§ Description of the task:
In the text below on cross-domain tracking, where does Analytics store client ID values?

What is cross-domain tracking and why do you need to implement in your Google Analytics account?

Cross-domain tracking makes it possible for Analytics to see sessions on two related sites (such as an ecommerce site and a separate shopping cart site) as a single session. This is sometimes called site linking.

Cross-domain literally means that you are able to see a user in a single Google Analytics account in his journey across multiple domains that you control (e.g. mysite.com and myshoppingcart.com).

In the standard configuration of the Google Analytics script, every time a customer loads a page on a different domain a new session is generated, even if the branding looks seamless to the user and, unfortunately, the previous session has ended and this is even if the customer is still active and generates events and page views. Until you have implemented the cross-domain setting on your website you will not be able to have an accurate customer journey.

Why? Let’s take, for example, a standard website, www.siteA.com, and it’s blog, www.blogB.com.

To track sessions, Analytics collects a client ID value in every hit. Client ID values are stored in 1st party cookies, and these cookies are only available to web pages on the same domain. When tracking sessions across multiple domains, the client ID value has to be transferred from one domain to the other. To do this, the Analytics tracking code has linking features that allow the source domain to place the client ID in the link URL, where the destination domain can access it.

§ Supplied information:
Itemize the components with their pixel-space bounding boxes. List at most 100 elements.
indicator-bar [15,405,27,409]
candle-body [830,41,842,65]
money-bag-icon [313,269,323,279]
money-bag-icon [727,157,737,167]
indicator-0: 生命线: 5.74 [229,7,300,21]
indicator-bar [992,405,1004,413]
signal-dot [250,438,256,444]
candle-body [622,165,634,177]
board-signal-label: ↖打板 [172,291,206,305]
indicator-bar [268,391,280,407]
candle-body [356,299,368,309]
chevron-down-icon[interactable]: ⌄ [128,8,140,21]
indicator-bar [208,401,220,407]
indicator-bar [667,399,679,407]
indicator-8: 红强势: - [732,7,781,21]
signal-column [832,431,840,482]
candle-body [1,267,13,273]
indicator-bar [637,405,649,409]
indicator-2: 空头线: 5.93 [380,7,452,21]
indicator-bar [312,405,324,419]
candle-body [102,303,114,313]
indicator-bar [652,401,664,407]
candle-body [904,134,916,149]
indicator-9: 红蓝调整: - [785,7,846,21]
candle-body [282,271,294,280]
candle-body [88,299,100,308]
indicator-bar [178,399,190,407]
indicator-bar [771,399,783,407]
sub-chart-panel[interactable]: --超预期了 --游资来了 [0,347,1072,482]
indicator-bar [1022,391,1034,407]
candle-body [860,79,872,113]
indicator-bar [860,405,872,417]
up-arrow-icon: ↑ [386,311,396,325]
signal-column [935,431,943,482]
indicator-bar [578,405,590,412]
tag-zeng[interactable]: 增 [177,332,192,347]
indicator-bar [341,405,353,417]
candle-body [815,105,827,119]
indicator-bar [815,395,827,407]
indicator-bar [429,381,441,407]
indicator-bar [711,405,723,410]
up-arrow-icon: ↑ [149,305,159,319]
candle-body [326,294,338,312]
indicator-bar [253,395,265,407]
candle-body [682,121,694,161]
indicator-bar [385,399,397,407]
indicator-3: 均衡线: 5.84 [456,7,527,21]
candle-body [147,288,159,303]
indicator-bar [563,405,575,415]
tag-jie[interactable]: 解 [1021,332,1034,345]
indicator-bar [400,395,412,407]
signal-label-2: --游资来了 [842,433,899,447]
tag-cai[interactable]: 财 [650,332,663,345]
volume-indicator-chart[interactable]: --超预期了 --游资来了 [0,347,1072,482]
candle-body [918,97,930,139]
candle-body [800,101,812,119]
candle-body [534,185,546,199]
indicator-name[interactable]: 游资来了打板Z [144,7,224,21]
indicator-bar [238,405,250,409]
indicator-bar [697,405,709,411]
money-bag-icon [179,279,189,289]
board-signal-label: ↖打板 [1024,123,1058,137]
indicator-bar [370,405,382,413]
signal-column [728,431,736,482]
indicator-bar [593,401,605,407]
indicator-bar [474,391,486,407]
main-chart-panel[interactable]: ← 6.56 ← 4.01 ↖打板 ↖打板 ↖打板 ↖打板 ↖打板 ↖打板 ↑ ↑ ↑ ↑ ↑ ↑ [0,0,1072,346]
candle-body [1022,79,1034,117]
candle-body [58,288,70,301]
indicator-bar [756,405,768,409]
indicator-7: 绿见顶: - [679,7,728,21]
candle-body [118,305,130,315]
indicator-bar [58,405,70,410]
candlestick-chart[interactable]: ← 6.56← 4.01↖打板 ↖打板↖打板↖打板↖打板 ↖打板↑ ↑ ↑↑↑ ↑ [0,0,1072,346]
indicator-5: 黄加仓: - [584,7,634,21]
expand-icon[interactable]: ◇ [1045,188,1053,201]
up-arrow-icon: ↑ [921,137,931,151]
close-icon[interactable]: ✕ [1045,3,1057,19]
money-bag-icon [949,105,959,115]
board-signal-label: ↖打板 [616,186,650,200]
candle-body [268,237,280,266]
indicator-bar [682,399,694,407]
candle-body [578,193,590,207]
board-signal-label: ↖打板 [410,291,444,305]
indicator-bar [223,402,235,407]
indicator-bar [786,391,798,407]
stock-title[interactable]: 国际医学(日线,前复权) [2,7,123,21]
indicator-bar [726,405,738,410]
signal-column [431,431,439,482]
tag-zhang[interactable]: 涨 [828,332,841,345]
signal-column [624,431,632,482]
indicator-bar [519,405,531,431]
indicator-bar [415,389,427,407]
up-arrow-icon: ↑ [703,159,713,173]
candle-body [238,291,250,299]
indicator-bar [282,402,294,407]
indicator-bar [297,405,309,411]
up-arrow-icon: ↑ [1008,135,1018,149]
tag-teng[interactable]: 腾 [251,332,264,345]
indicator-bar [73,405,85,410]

§ Output of the exercise:
In 1st party cookies.